TEXT TO READ
★ ★ ★

When the news of U.S. House Speaker John Boehner’s resignation rippled through Washington on Friday, political analysts in Pennsylvania were only partially surprised.

The timing of the announcement — in the midst of the papal visit and one week before the federal budget deadline — was what took many by surprise.

Steven Medvic, a government professor at Franklin & Marshall College, said Boehner had sent signals for a while that he was ready to step down and that it was clear he wouldn’t have given into some conservatives demands to enter a government shutdown over Planned Parenthood funding.

If he had stayed, “it could have been a really messy battle,” Medvic said.

“Probably in the end we were not going to have a government shutdown, at least if he had anything to do with it, and he probably wasn’t going to be able to stay on as speaker,” he said.

Boehner said at his press conference he had planned on announcing his resignation in November but woke up on Friday and decided to do it sooner.

“I think this in some way is him falling on his sword,” said David O’Connell, a professor of American politics at Dickinson University.

★ ★ ★

DATASET EXTRACT
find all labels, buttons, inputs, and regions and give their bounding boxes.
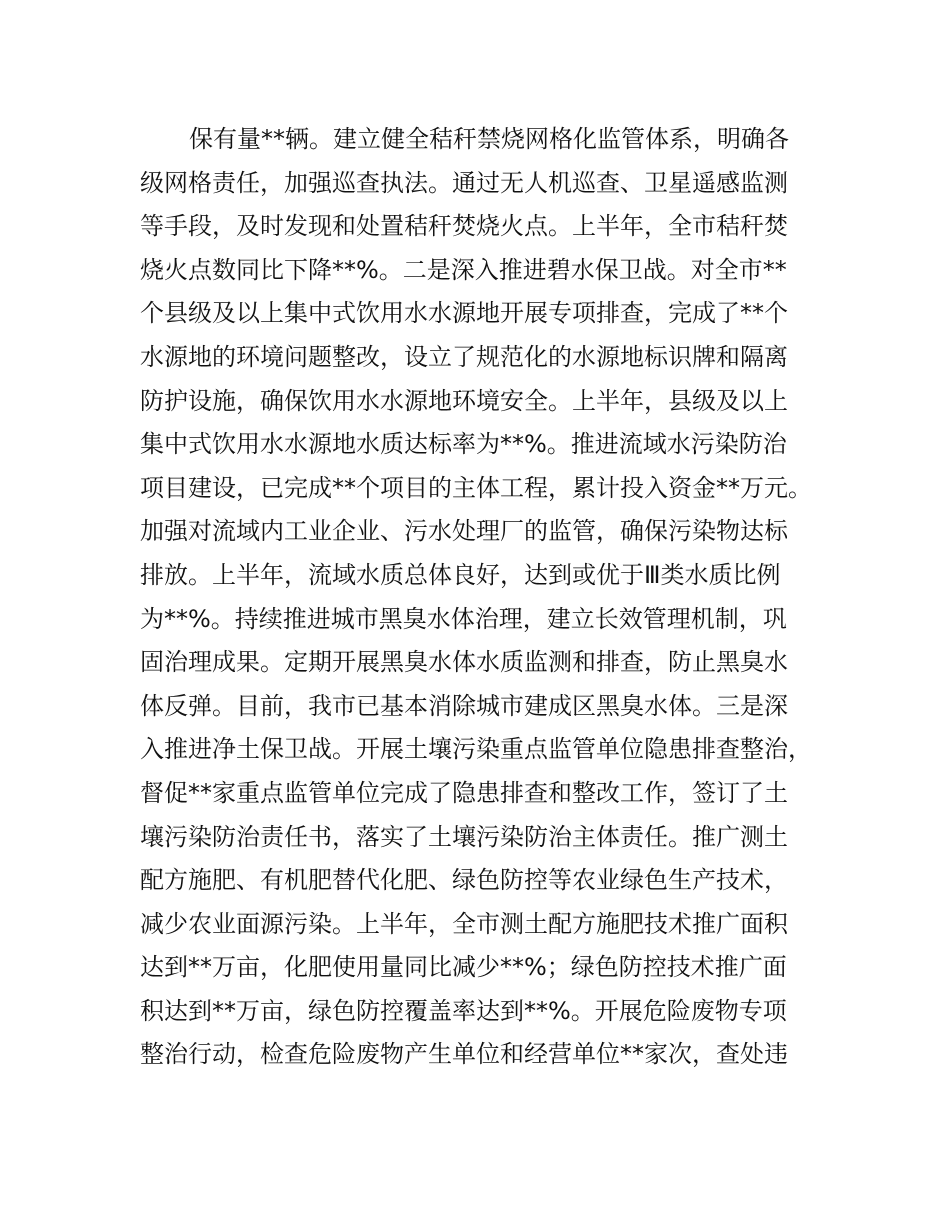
- text-line: 达到**万亩，化肥使用量同比减少**%；绿色防控技术推广面: [140, 953, 787, 982]
- text-line: 为**%。持续推进城市黑臭水体治理，建立长效管理机制，巩: [140, 604, 787, 633]
- text-line: 整治行动，检查危险废物产生单位和经营单位**家次，查处违: [140, 1040, 788, 1069]
- text-line: 体反弹。目前，我市已基本消除城市建成区黑臭水体。三是深: [140, 691, 788, 720]
- text-line: 水源地的环境问题整改，设立了规范化的水源地标识牌和隔离: [140, 342, 788, 371]
- text-line: 加强对流域内工业企业、污水处理厂的监管，确保污染物达标: [140, 517, 788, 546]
- text-line: 减少农业面源污染。上半年，全市测土配方施肥技术推广面积: [140, 909, 788, 938]
- text-line: 积达到**万亩，绿色防控覆盖率达到**%。开展危险废物专项: [140, 996, 787, 1025]
- body-paragraph: [140, 118, 840, 1077]
- text-line: 防护设施，确保饮用水水源地环境安全。上半年，县级及以上: [140, 386, 788, 415]
- text-line: 集中式饮用水水源地水质达标率为**%。推进流域水污染防治: [140, 430, 787, 459]
- text-line: 督促**家重点监管单位完成了隐患排查和整改工作，签订了土: [140, 778, 788, 807]
- text-line: 壤污染防治责任书，落实了土壤污染防治主体责任。推广测土: [140, 822, 788, 851]
- text-line: 配方施肥、有机肥替代化肥、绿色防控等农业绿色生产技术，: [140, 866, 788, 895]
- text-line: 烧火点数同比下降**%。二是深入推进碧水保卫战。对全市**: [140, 255, 787, 284]
- text-line: 固治理成果。定期开展黑臭水体水质监测和排查，防止黑臭水: [140, 648, 788, 677]
- text-line: 入推进净土保卫战。开展土壤污染重点监管单位隐患排查整治，: [140, 735, 812, 764]
- text-line: 等手段，及时发现和处置秸秆焚烧火点。上半年，全市秸秆焚: [140, 212, 788, 241]
- text-line: 项目建设，已完成**个项目的主体工程，累计投入资金**万元。: [140, 473, 812, 502]
- text-line: 个县级及以上集中式饮用水水源地开展专项排查，完成了**个: [140, 299, 788, 328]
- text-line: 保有量**辆。建立健全秸秆禁烧网格化监管体系，明确各: [189, 125, 789, 153]
- text-line: 排放。上半年，流域水质总体良好，达到或优于Ⅲ类水质比例: [140, 560, 781, 589]
- text-line: 级网格责任，加强巡查执法。通过无人机巡查、卫星遥感监测: [140, 168, 788, 197]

★ ★ ★

REQUIRED ACTIONS
1 > Write out the part of the article on Boehner's resignation from "The timing of" up to and including "Planned Parenthood funding.", word for word.
2 > Pull every line of all the records, unchanged, and leave the pictures out.

EXPECTED RESULTS
1 >
The timing of the announcement — in the midst of the papal visit and one week before the federal budget deadline — was what took many by surprise.

Steven Medvic, a government professor at Franklin & Marshall College, said Boehner had sent signals for a while that he was ready to step down and that it was clear he wouldn’t have given into some conservatives demands to enter a government shutdown over Planned Parenthood funding.

2 >
find all labels, buttons, inputs, and regions and give their bounding boxes.
- text-line: 达到**万亩，化肥使用量同比减少**%；绿色防控技术推广面: [140, 953, 787, 982]
- text-line: 为**%。持续推进城市黑臭水体治理，建立长效管理机制，巩: [140, 604, 787, 633]
- text-line: 整治行动，检查危险废物产生单位和经营单位**家次，查处违: [140, 1040, 788, 1069]
- text-line: 体反弹。目前，我市已基本消除城市建成区黑臭水体。三是深: [140, 691, 788, 720]
- text-line: 水源地的环境问题整改，设立了规范化的水源地标识牌和隔离: [140, 342, 788, 371]
- text-line: 加强对流域内工业企业、污水处理厂的监管，确保污染物达标: [140, 517, 788, 546]
- text-line: 减少农业面源污染。上半年，全市测土配方施肥技术推广面积: [140, 909, 788, 938]
- text-line: 积达到**万亩，绿色防控覆盖率达到**%。开展危险废物专项: [140, 996, 787, 1025]
- body-paragraph: [140, 118, 840, 1077]
- text-line: 防护设施，确保饮用水水源地环境安全。上半年，县级及以上: [140, 386, 788, 415]
- text-line: 集中式饮用水水源地水质达标率为**%。推进流域水污染防治: [140, 430, 787, 459]
- text-line: 督促**家重点监管单位完成了隐患排查和整改工作，签订了土: [140, 778, 788, 807]
- text-line: 壤污染防治责任书，落实了土壤污染防治主体责任。推广测土: [140, 822, 788, 851]
- text-line: 配方施肥、有机肥替代化肥、绿色防控等农业绿色生产技术，: [140, 866, 788, 895]
- text-line: 烧火点数同比下降**%。二是深入推进碧水保卫战。对全市**: [140, 255, 787, 284]
- text-line: 固治理成果。定期开展黑臭水体水质监测和排查，防止黑臭水: [140, 648, 788, 677]
- text-line: 入推进净土保卫战。开展土壤污染重点监管单位隐患排查整治，: [140, 735, 812, 764]
- text-line: 等手段，及时发现和处置秸秆焚烧火点。上半年，全市秸秆焚: [140, 212, 788, 241]
- text-line: 项目建设，已完成**个项目的主体工程，累计投入资金**万元。: [140, 473, 812, 502]
- text-line: 个县级及以上集中式饮用水水源地开展专项排查，完成了**个: [140, 299, 788, 328]
- text-line: 保有量**辆。建立健全秸秆禁烧网格化监管体系，明确各: [189, 125, 789, 153]
- text-line: 排放。上半年，流域水质总体良好，达到或优于Ⅲ类水质比例: [140, 560, 781, 589]
- text-line: 级网格责任，加强巡查执法。通过无人机巡查、卫星遥感监测: [140, 168, 788, 197]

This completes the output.